WRITTEN TASK: Count how many lines of the material hold "placeholder". Respond with that number alone.

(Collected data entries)
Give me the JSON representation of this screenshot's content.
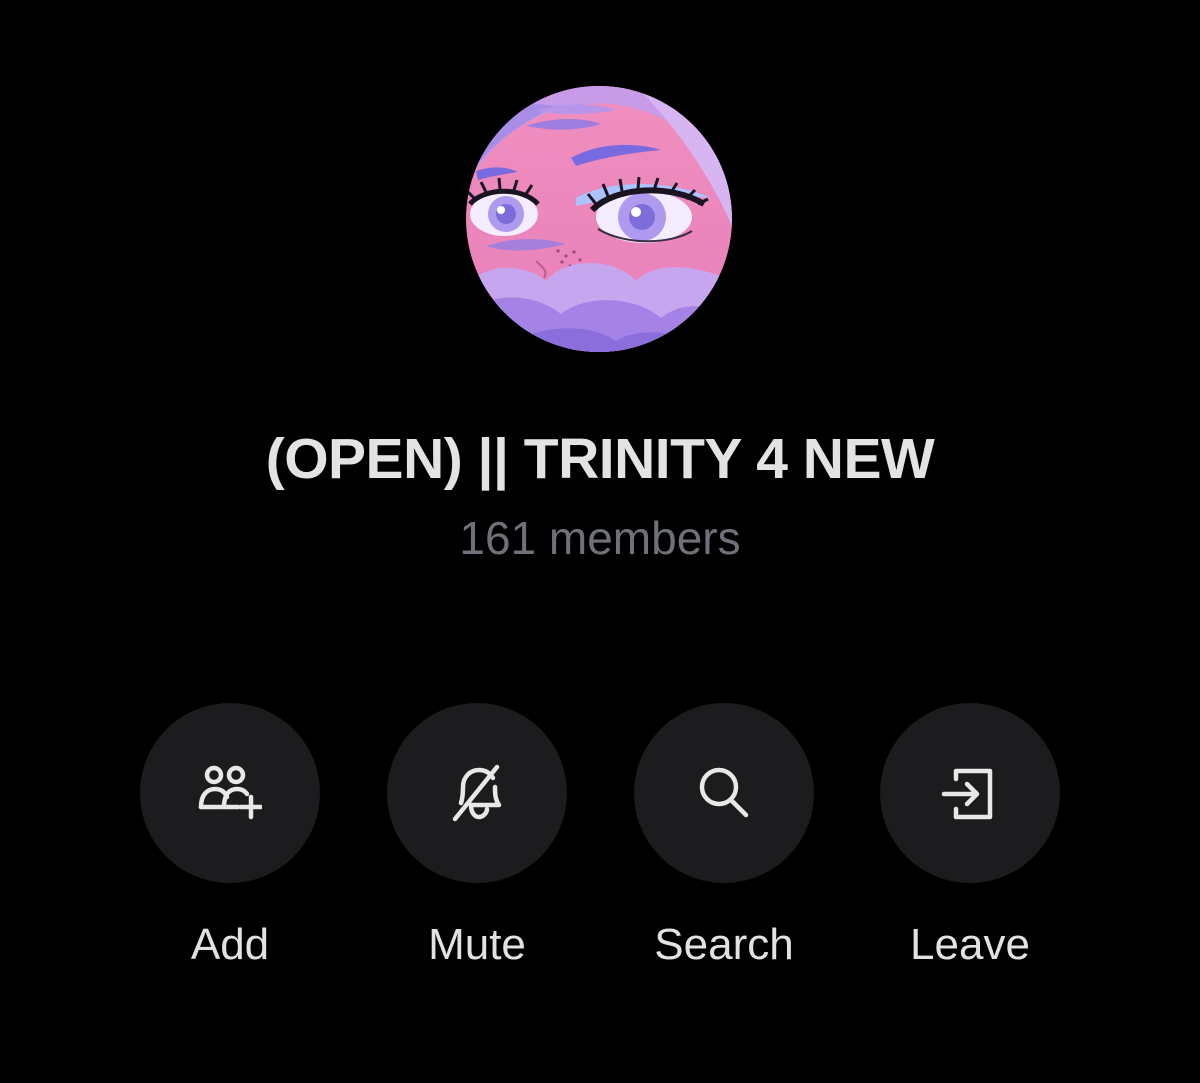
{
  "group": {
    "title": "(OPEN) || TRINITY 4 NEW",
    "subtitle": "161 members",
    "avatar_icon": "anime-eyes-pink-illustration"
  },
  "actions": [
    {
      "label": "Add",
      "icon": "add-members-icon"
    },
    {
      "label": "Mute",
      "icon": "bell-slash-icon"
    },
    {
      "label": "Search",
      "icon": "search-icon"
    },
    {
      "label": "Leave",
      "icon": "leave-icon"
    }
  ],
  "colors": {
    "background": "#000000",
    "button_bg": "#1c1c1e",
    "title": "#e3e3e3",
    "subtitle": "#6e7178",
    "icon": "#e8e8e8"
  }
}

...

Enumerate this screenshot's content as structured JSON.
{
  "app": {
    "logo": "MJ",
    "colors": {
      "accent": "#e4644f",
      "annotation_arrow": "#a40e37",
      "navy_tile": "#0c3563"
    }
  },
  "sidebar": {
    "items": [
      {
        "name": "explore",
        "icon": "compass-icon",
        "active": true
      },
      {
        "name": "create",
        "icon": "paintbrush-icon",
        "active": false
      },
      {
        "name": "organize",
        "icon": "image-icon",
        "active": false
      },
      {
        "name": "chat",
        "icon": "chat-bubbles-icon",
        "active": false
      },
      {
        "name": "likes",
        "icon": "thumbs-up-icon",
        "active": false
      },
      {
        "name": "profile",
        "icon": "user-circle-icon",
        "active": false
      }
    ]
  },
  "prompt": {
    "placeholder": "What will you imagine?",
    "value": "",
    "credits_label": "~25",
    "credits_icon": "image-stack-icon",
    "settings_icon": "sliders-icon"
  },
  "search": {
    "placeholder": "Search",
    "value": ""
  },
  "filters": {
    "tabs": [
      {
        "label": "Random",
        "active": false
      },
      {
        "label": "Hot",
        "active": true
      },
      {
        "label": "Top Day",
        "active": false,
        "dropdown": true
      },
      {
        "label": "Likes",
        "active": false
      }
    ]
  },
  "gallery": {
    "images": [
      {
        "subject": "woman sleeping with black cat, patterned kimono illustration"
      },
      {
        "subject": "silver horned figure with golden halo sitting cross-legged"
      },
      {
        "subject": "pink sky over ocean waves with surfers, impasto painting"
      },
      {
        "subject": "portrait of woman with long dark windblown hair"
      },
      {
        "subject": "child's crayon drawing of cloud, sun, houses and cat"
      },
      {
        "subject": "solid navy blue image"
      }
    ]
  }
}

RESULT FOR THIS EXERCISE: 2